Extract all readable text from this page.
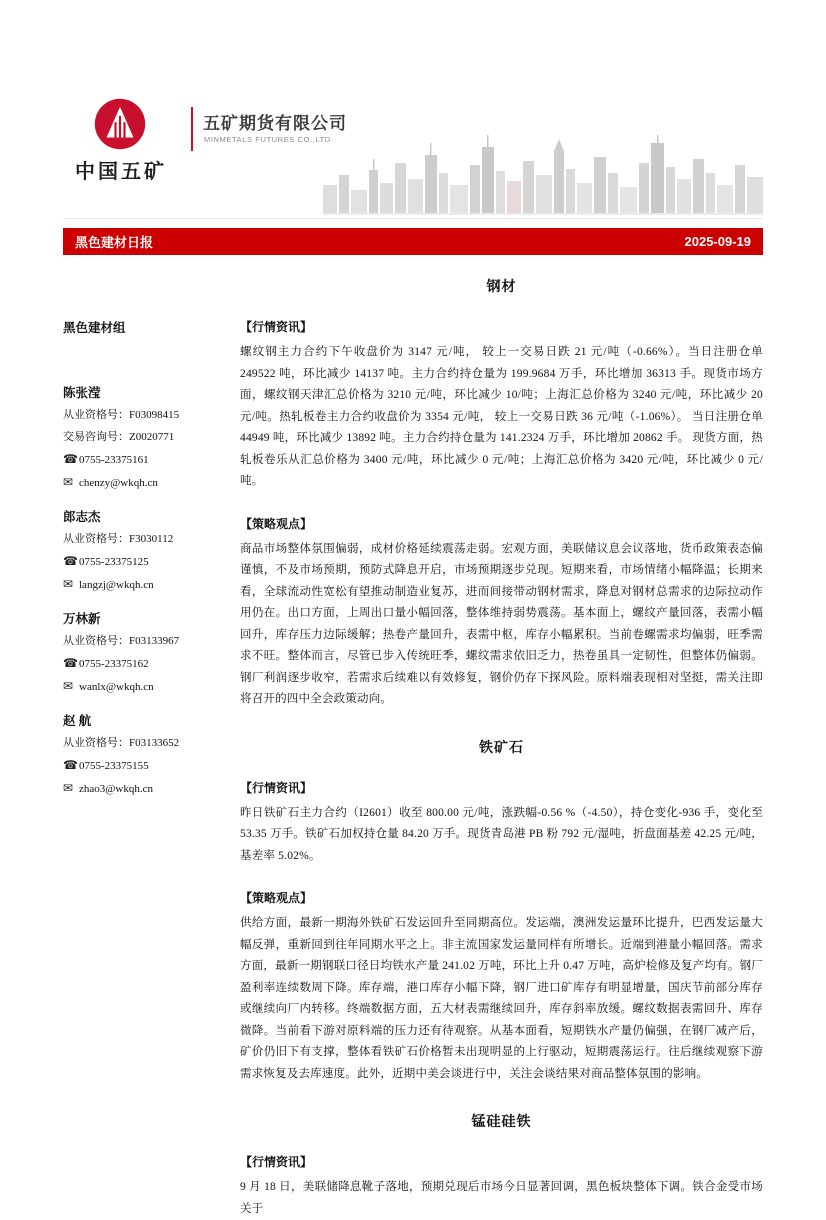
中国五矿
五矿期货有限公司
MINMETALS FUTURES CO.,LTD
黑色建材日报	2025-09-19
黑色建材组
陈张滢
从业资格号：F03098415
交易咨询号：Z0020771
☎0755-23375161
✉ chenzy@wkqh.cn
郎志杰
从业资格号：F3030112
☎0755-23375125
✉ langzj@wkqh.cn
万林新
从业资格号：F03133967
☎0755-23375162
✉ wanlx@wkqh.cn
赵 航
从业资格号：F03133652
☎0755-23375155
✉ zhao3@wkqh.cn
钢材
【行情资讯】

螺纹钢主力合约下午收盘价为 3147 元/吨， 较上一交易日跌 21 元/吨（-0.66%）。当日注册仓单 249522 吨，环比减少 14137 吨。主力合约持仓量为 199.9684 万手，环比增加 36313 手。现货市场方面，螺纹钢天津汇总价格为 3210 元/吨，环比减少 10/吨；上海汇总价格为 3240 元/吨，环比减少 20 元/吨。热轧板卷主力合约收盘价为 3354 元/吨， 较上一交易日跌 36 元/吨（-1.06%）。 当日注册仓单 44949 吨，环比减少 13892 吨。主力合约持仓量为 141.2324 万手，环比增加 20862 手。 现货方面，热轧板卷乐从汇总价格为 3400 元/吨，环比减少 0 元/吨；上海汇总价格为 3420 元/吨，环比减少 0 元/吨。

【策略观点】

商品市场整体氛围偏弱，成材价格延续震荡走弱。宏观方面，美联储议息会议落地，货币政策表态偏谨慎，不及市场预期，预防式降息开启，市场预期逐步兑现。短期来看，市场情绪小幅降温；长期来看，全球流动性宽松有望推动制造业复苏，进而间接带动钢材需求，降息对钢材总需求的边际拉动作用仍在。出口方面，上周出口量小幅回落，整体维持弱势震荡。基本面上，螺纹产量回落，表需小幅回升，库存压力边际缓解；热卷产量回升，表需中枢，库存小幅累积。当前卷螺需求均偏弱，旺季需求不旺。整体而言，尽管已步入传统旺季，螺纹需求依旧乏力，热卷虽具一定韧性，但整体仍偏弱。钢厂利润逐步收窄，若需求后续难以有效修复，钢价仍存下探风险。原料端表现相对坚挺，需关注即将召开的四中全会政策动向。

铁矿石
【行情资讯】

昨日铁矿石主力合约（I2601）收至 800.00 元/吨，涨跌幅-0.56 %（-4.50），持仓变化-936 手，变化至 53.35 万手。铁矿石加权持仓量 84.20 万手。现货青岛港 PB 粉 792 元/湿吨，折盘面基差 42.25 元/吨，基差率 5.02%。

【策略观点】

供给方面，最新一期海外铁矿石发运回升至同期高位。发运端，澳洲发运量环比提升，巴西发运量大幅反弹，重新回到往年同期水平之上。非主流国家发运量同样有所增长。近端到港量小幅回落。需求方面，最新一期钢联口径日均铁水产量 241.02 万吨，环比上升 0.47 万吨，高炉检修及复产均有。钢厂盈利率连续数周下降。库存端，港口库存小幅下降，钢厂进口矿库存有明显增量，国庆节前部分库存或继续向厂内转移。终端数据方面，五大材表需继续回升，库存斜率放缓。螺纹数据表需回升、库存微降。当前看下游对原料端的压力还有待观察。从基本面看，短期铁水产量仍偏强，在钢厂减产后，矿价仍旧下有支撑，整体看铁矿石价格暂未出现明显的上行驱动，短期震荡运行。往后继续观察下游需求恢复及去库速度。此外，近期中美会谈进行中，关注会谈结果对商品整体氛围的影响。

锰硅硅铁
【行情资讯】

9 月 18 日，美联储降息靴子落地，预期兑现后市场今日显著回调，黑色板块整体下调。铁合金受市场关于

^^^^

=== Written exercise ===
Filter the records down to the lines that contain the string "从业资格号", and copy those lines.

=== Reply to the task ===
从业资格号：F03098415
从业资格号：F3030112
从业资格号：F03133967
从业资格号：F03133652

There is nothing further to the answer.